── Data provided

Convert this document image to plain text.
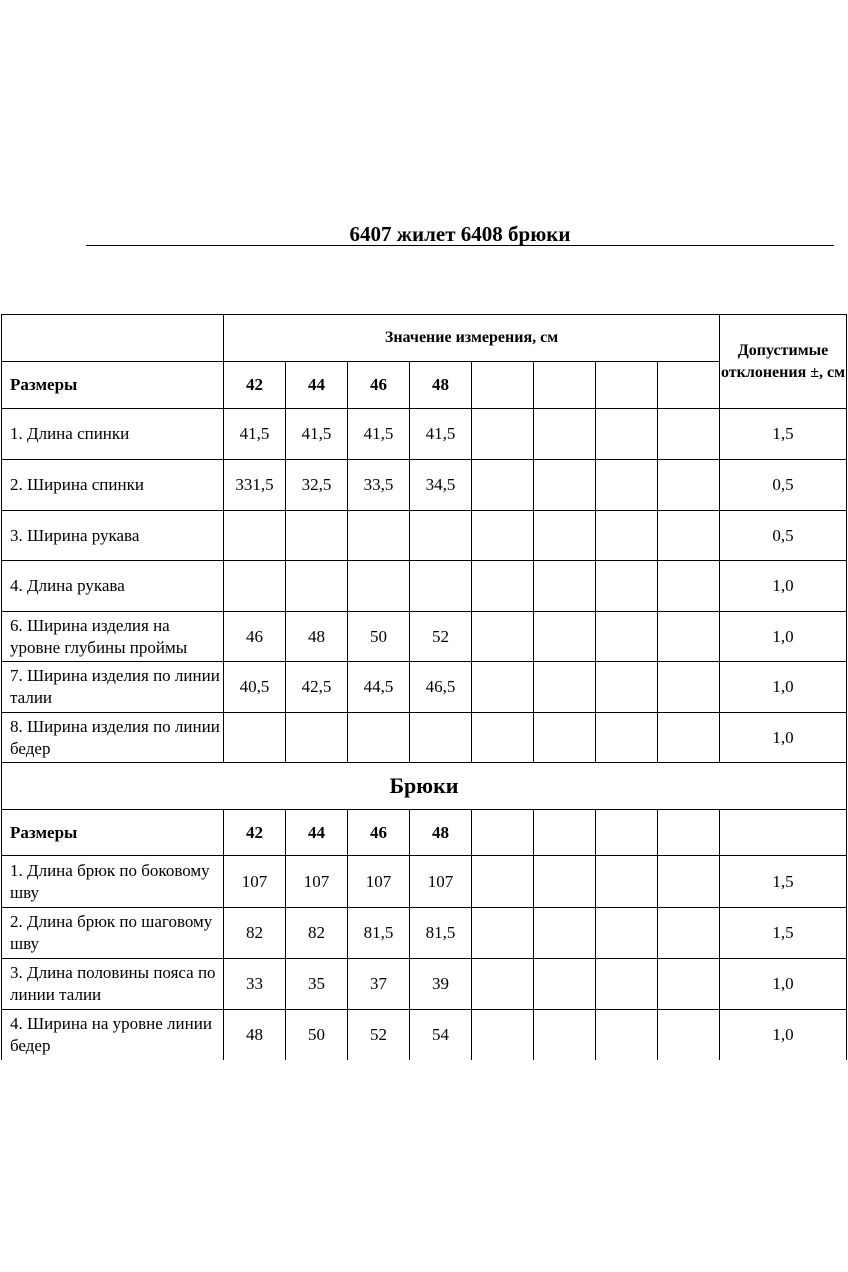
6407 жилет 6408 брюки
	Значение измерения, см								Допустимые отклонения ±, см
Размеры	42	44	46	48					
1. Длина спинки	41,5	41,5	41,5	41,5					1,5
2. Ширина спинки	331,5	32,5	33,5	34,5					0,5
3. Ширина рукава									0,5
4. Длина рукава									1,0
6. Ширина изделия на уровне глубины проймы	46	48	50	52					1,0
7. Ширина изделия по линии талии	40,5	42,5	44,5	46,5					1,0
8. Ширина изделия по линии бедер									1,0
Брюки									
Размеры	42	44	46	48					
1. Длина брюк по боковому шву	107	107	107	107					1,5
2. Длина брюк по шаговому шву	82	82	81,5	81,5					1,5
3. Длина половины пояса по линии талии	33	35	37	39					1,0
4. Ширина на уровне линии бедер	48	50	52	54					1,0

────

Written problem:
In the copy, include no pictures; restate the listing above exactly.

Written answer:
Convert this document image to plain text.
6407 жилет 6408 брюки
	Значение измерения, см								Допустимые отклонения ±, см
Размеры	42	44	46	48					
1. Длина спинки	41,5	41,5	41,5	41,5					1,5
2. Ширина спинки	331,5	32,5	33,5	34,5					0,5
3. Ширина рукава									0,5
4. Длина рукава									1,0
6. Ширина изделия на уровне глубины проймы	46	48	50	52					1,0
7. Ширина изделия по линии талии	40,5	42,5	44,5	46,5					1,0
8. Ширина изделия по линии бедер									1,0
Брюки									
Размеры	42	44	46	48					
1. Длина брюк по боковому шву	107	107	107	107					1,5
2. Длина брюк по шаговому шву	82	82	81,5	81,5					1,5
3. Длина половины пояса по линии талии	33	35	37	39					1,0
4. Ширина на уровне линии бедер	48	50	52	54					1,0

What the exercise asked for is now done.